▸ **WHAT THE TASK ASKS**:
Tell how many lines have the string "JSON" in them, and write nothing besides the number.

▸ **SUPPLIED RECORDS**:
▶

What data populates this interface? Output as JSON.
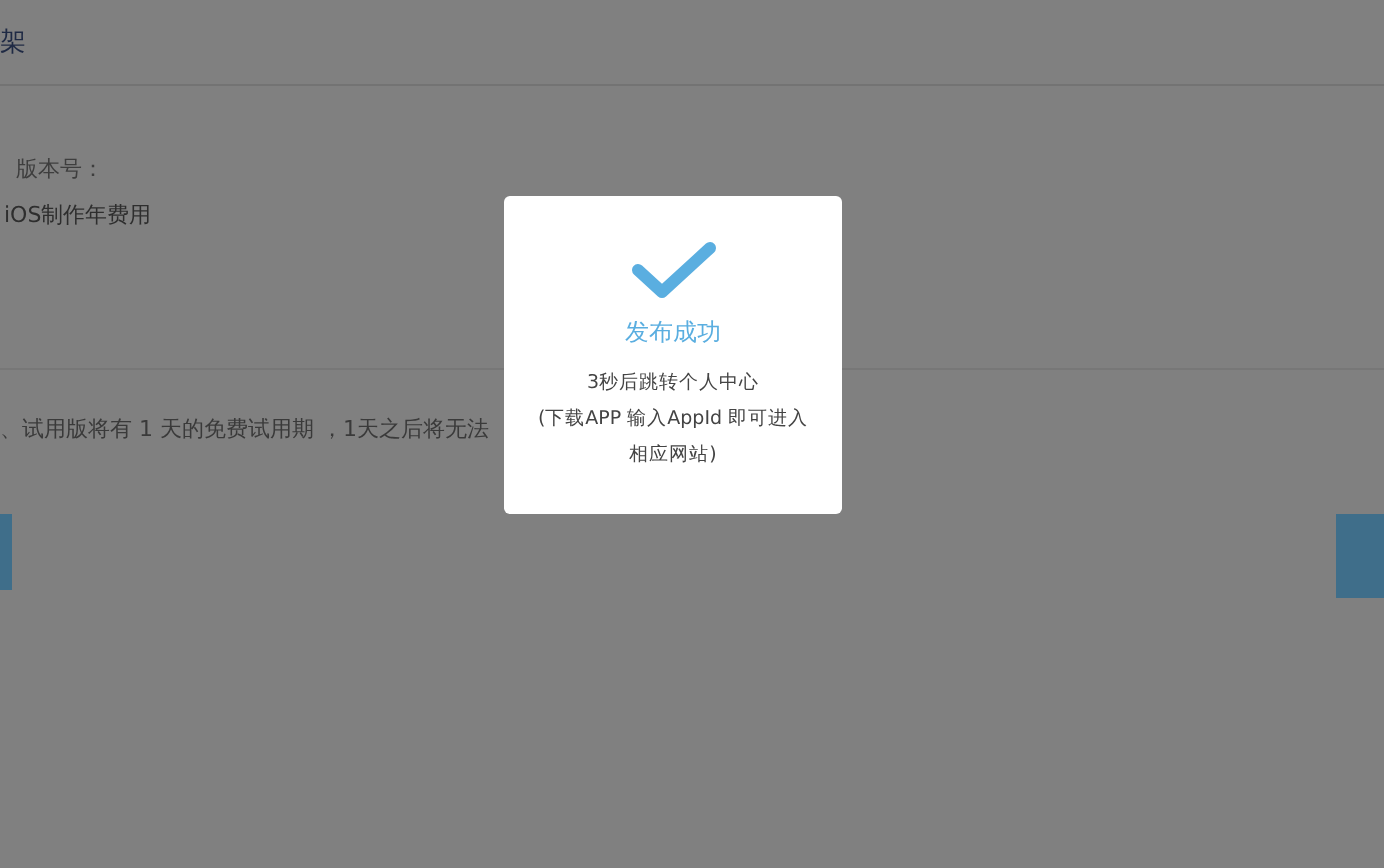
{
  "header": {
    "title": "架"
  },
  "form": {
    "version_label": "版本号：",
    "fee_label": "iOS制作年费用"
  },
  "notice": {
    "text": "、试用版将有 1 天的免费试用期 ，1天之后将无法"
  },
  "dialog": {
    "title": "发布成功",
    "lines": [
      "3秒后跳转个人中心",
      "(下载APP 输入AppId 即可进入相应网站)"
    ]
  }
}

◀
▶

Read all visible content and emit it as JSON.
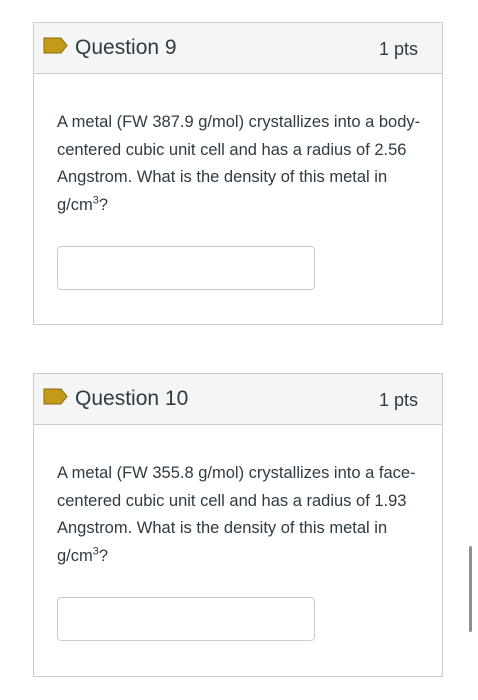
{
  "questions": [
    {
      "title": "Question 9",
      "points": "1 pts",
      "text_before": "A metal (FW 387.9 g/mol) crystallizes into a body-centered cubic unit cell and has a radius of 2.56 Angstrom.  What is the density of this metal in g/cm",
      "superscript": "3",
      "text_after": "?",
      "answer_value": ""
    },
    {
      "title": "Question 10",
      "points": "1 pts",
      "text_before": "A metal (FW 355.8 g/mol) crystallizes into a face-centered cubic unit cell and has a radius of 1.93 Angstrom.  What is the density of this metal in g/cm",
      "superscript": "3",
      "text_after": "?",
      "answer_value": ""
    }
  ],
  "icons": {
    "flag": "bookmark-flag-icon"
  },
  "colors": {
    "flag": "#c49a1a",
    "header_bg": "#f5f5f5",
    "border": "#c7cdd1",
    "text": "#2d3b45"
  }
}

◀
▶

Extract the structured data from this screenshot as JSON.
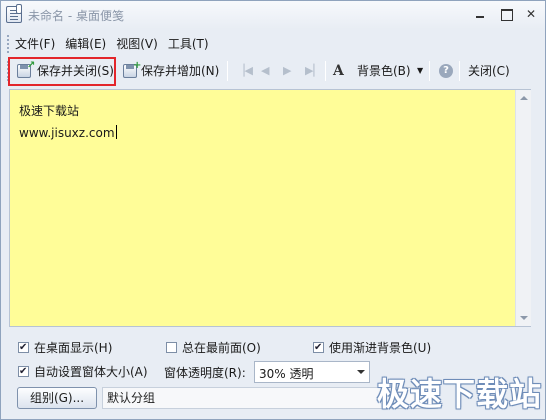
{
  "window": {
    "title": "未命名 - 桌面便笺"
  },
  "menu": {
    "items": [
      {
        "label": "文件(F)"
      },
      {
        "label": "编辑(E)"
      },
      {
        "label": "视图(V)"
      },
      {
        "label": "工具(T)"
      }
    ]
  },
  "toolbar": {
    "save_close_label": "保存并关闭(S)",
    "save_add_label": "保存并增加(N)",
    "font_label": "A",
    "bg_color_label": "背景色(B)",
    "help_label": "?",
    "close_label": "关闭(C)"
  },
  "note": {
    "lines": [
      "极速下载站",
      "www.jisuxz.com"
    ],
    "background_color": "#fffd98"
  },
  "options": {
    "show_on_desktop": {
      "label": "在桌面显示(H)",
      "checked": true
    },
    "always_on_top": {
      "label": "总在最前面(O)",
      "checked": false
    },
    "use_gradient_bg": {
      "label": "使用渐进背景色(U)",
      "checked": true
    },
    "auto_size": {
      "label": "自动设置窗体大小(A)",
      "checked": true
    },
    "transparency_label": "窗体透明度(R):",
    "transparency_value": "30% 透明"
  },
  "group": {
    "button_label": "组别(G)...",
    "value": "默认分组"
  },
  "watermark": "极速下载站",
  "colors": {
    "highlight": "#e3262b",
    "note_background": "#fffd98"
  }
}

◀

▸ **RESPONSE TO THIS EXERCISE**:
3